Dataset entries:
* begin *

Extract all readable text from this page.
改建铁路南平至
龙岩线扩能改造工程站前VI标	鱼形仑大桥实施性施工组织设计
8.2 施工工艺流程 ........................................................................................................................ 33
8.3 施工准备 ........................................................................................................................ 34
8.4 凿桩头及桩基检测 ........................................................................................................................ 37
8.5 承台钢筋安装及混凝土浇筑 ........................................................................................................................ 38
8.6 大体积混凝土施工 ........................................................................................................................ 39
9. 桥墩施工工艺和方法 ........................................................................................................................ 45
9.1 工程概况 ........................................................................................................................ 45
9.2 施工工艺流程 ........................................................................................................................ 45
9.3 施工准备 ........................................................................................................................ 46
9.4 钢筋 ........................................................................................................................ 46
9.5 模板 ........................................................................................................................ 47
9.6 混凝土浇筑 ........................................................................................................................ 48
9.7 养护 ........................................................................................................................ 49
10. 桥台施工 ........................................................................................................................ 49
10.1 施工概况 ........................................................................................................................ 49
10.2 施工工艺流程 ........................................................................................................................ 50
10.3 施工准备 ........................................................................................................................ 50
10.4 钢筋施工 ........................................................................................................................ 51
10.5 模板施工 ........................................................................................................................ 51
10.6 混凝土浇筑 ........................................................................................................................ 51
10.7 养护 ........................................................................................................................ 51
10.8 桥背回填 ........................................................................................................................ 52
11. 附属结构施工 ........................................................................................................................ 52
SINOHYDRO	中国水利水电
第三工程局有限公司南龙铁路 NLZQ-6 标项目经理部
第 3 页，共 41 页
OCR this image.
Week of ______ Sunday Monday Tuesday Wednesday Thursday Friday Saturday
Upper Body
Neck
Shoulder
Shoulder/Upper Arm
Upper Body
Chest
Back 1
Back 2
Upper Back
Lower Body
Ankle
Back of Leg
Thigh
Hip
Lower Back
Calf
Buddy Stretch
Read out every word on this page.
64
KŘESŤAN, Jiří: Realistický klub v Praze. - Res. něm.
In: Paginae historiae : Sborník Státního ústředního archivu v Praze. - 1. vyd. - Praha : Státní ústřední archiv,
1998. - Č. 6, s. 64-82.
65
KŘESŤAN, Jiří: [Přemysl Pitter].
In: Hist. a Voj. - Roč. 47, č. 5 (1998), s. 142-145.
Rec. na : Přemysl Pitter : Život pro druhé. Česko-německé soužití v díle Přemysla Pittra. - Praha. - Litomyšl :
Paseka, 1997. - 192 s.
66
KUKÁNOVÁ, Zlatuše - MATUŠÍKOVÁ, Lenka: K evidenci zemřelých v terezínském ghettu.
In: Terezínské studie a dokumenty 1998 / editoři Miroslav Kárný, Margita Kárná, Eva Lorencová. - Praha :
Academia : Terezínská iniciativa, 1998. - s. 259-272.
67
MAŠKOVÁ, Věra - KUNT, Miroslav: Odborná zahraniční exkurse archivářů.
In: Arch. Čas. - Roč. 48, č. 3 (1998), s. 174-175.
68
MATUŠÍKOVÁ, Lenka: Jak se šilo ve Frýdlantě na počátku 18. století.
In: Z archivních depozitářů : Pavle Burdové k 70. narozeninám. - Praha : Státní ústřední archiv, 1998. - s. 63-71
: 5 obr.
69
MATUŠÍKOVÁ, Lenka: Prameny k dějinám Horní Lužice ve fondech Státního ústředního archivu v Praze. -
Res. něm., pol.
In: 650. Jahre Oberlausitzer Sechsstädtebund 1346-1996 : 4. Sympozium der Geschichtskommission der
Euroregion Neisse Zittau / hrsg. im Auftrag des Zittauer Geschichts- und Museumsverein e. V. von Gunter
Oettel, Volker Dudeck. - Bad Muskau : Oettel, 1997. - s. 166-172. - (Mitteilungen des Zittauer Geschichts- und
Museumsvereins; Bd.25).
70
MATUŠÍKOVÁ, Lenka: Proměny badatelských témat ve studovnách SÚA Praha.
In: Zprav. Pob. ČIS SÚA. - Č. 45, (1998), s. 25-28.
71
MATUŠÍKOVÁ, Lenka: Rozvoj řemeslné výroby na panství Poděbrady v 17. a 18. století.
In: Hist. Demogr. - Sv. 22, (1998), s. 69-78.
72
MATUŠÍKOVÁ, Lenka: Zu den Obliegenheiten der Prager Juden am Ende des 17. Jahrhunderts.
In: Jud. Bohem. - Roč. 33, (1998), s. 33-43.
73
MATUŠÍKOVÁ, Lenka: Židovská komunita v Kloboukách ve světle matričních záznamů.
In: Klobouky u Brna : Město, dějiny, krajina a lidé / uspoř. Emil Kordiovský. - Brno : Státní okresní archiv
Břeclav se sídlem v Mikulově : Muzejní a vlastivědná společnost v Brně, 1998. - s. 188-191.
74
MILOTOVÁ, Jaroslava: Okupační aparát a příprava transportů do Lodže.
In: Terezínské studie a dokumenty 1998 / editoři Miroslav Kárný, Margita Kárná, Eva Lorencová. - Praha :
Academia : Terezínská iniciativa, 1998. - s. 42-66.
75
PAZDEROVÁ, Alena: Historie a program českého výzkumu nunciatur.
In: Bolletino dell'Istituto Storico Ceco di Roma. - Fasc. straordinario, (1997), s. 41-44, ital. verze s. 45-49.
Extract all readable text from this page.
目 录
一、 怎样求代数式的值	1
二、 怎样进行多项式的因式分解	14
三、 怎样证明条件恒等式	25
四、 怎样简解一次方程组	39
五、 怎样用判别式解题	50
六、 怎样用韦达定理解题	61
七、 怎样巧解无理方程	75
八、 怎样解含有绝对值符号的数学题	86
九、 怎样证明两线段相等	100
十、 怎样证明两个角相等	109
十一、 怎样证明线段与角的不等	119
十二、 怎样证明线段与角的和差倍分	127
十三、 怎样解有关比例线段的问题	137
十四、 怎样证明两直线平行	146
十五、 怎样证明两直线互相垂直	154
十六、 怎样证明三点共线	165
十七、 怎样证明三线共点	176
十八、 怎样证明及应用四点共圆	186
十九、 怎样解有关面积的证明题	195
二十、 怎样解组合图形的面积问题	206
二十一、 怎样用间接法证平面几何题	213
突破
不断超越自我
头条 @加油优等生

* end *

Output the lines above verbatim and in full.

> [RESULT FOR THIS EXERCISE]
Extract all readable text from this page.
改建铁路南平至
龙岩线扩能改造工程站前VI标	鱼形仑大桥实施性施工组织设计
8.2 施工工艺流程 ........................................................................................................................ 33
8.3 施工准备 ........................................................................................................................ 34
8.4 凿桩头及桩基检测 ........................................................................................................................ 37
8.5 承台钢筋安装及混凝土浇筑 ........................................................................................................................ 38
8.6 大体积混凝土施工 ........................................................................................................................ 39
9. 桥墩施工工艺和方法 ........................................................................................................................ 45
9.1 工程概况 ........................................................................................................................ 45
9.2 施工工艺流程 ........................................................................................................................ 45
9.3 施工准备 ........................................................................................................................ 46
9.4 钢筋 ........................................................................................................................ 46
9.5 模板 ........................................................................................................................ 47
9.6 混凝土浇筑 ........................................................................................................................ 48
9.7 养护 ........................................................................................................................ 49
10. 桥台施工 ........................................................................................................................ 49
10.1 施工概况 ........................................................................................................................ 49
10.2 施工工艺流程 ........................................................................................................................ 50
10.3 施工准备 ........................................................................................................................ 50
10.4 钢筋施工 ........................................................................................................................ 51
10.5 模板施工 ........................................................................................................................ 51
10.6 混凝土浇筑 ........................................................................................................................ 51
10.7 养护 ........................................................................................................................ 51
10.8 桥背回填 ........................................................................................................................ 52
11. 附属结构施工 ........................................................................................................................ 52
SINOHYDRO	中国水利水电
第三工程局有限公司南龙铁路 NLZQ-6 标项目经理部
第 3 页，共 41 页
OCR this image.
Week of ______ Sunday Monday Tuesday Wednesday Thursday Friday Saturday
Upper Body
Neck
Shoulder
Shoulder/Upper Arm
Upper Body
Chest
Back 1
Back 2
Upper Back
Lower Body
Ankle
Back of Leg
Thigh
Hip
Lower Back
Calf
Buddy Stretch
Read out every word on this page.
64
KŘESŤAN, Jiří: Realistický klub v Praze. - Res. něm.
In: Paginae historiae : Sborník Státního ústředního archivu v Praze. - 1. vyd. - Praha : Státní ústřední archiv,
1998. - Č. 6, s. 64-82.
65
KŘESŤAN, Jiří: [Přemysl Pitter].
In: Hist. a Voj. - Roč. 47, č. 5 (1998), s. 142-145.
Rec. na : Přemysl Pitter : Život pro druhé. Česko-německé soužití v díle Přemysla Pittra. - Praha. - Litomyšl :
Paseka, 1997. - 192 s.
66
KUKÁNOVÁ, Zlatuše - MATUŠÍKOVÁ, Lenka: K evidenci zemřelých v terezínském ghettu.
In: Terezínské studie a dokumenty 1998 / editoři Miroslav Kárný, Margita Kárná, Eva Lorencová. - Praha :
Academia : Terezínská iniciativa, 1998. - s. 259-272.
67
MAŠKOVÁ, Věra - KUNT, Miroslav: Odborná zahraniční exkurse archivářů.
In: Arch. Čas. - Roč. 48, č. 3 (1998), s. 174-175.
68
MATUŠÍKOVÁ, Lenka: Jak se šilo ve Frýdlantě na počátku 18. století.
In: Z archivních depozitářů : Pavle Burdové k 70. narozeninám. - Praha : Státní ústřední archiv, 1998. - s. 63-71
: 5 obr.
69
MATUŠÍKOVÁ, Lenka: Prameny k dějinám Horní Lužice ve fondech Státního ústředního archivu v Praze. -
Res. něm., pol.
In: 650. Jahre Oberlausitzer Sechsstädtebund 1346-1996 : 4. Sympozium der Geschichtskommission der
Euroregion Neisse Zittau / hrsg. im Auftrag des Zittauer Geschichts- und Museumsverein e. V. von Gunter
Oettel, Volker Dudeck. - Bad Muskau : Oettel, 1997. - s. 166-172. - (Mitteilungen des Zittauer Geschichts- und
Museumsvereins; Bd.25).
70
MATUŠÍKOVÁ, Lenka: Proměny badatelských témat ve studovnách SÚA Praha.
In: Zprav. Pob. ČIS SÚA. - Č. 45, (1998), s. 25-28.
71
MATUŠÍKOVÁ, Lenka: Rozvoj řemeslné výroby na panství Poděbrady v 17. a 18. století.
In: Hist. Demogr. - Sv. 22, (1998), s. 69-78.
72
MATUŠÍKOVÁ, Lenka: Zu den Obliegenheiten der Prager Juden am Ende des 17. Jahrhunderts.
In: Jud. Bohem. - Roč. 33, (1998), s. 33-43.
73
MATUŠÍKOVÁ, Lenka: Židovská komunita v Kloboukách ve světle matričních záznamů.
In: Klobouky u Brna : Město, dějiny, krajina a lidé / uspoř. Emil Kordiovský. - Brno : Státní okresní archiv
Břeclav se sídlem v Mikulově : Muzejní a vlastivědná společnost v Brně, 1998. - s. 188-191.
74
MILOTOVÁ, Jaroslava: Okupační aparát a příprava transportů do Lodže.
In: Terezínské studie a dokumenty 1998 / editoři Miroslav Kárný, Margita Kárná, Eva Lorencová. - Praha :
Academia : Terezínská iniciativa, 1998. - s. 42-66.
75
PAZDEROVÁ, Alena: Historie a program českého výzkumu nunciatur.
In: Bolletino dell'Istituto Storico Ceco di Roma. - Fasc. straordinario, (1997), s. 41-44, ital. verze s. 45-49.
Extract all readable text from this page.
目 录
一、 怎样求代数式的值	1
二、 怎样进行多项式的因式分解	14
三、 怎样证明条件恒等式	25
四、 怎样简解一次方程组	39
五、 怎样用判别式解题	50
六、 怎样用韦达定理解题	61
七、 怎样巧解无理方程	75
八、 怎样解含有绝对值符号的数学题	86
九、 怎样证明两线段相等	100
十、 怎样证明两个角相等	109
十一、 怎样证明线段与角的不等	119
十二、 怎样证明线段与角的和差倍分	127
十三、 怎样解有关比例线段的问题	137
十四、 怎样证明两直线平行	146
十五、 怎样证明两直线互相垂直	154
十六、 怎样证明三点共线	165
十七、 怎样证明三线共点	176
十八、 怎样证明及应用四点共圆	186
十九、 怎样解有关面积的证明题	195
二十、 怎样解组合图形的面积问题	206
二十一、 怎样用间接法证平面几何题	213
突破
不断超越自我
头条 @加油优等生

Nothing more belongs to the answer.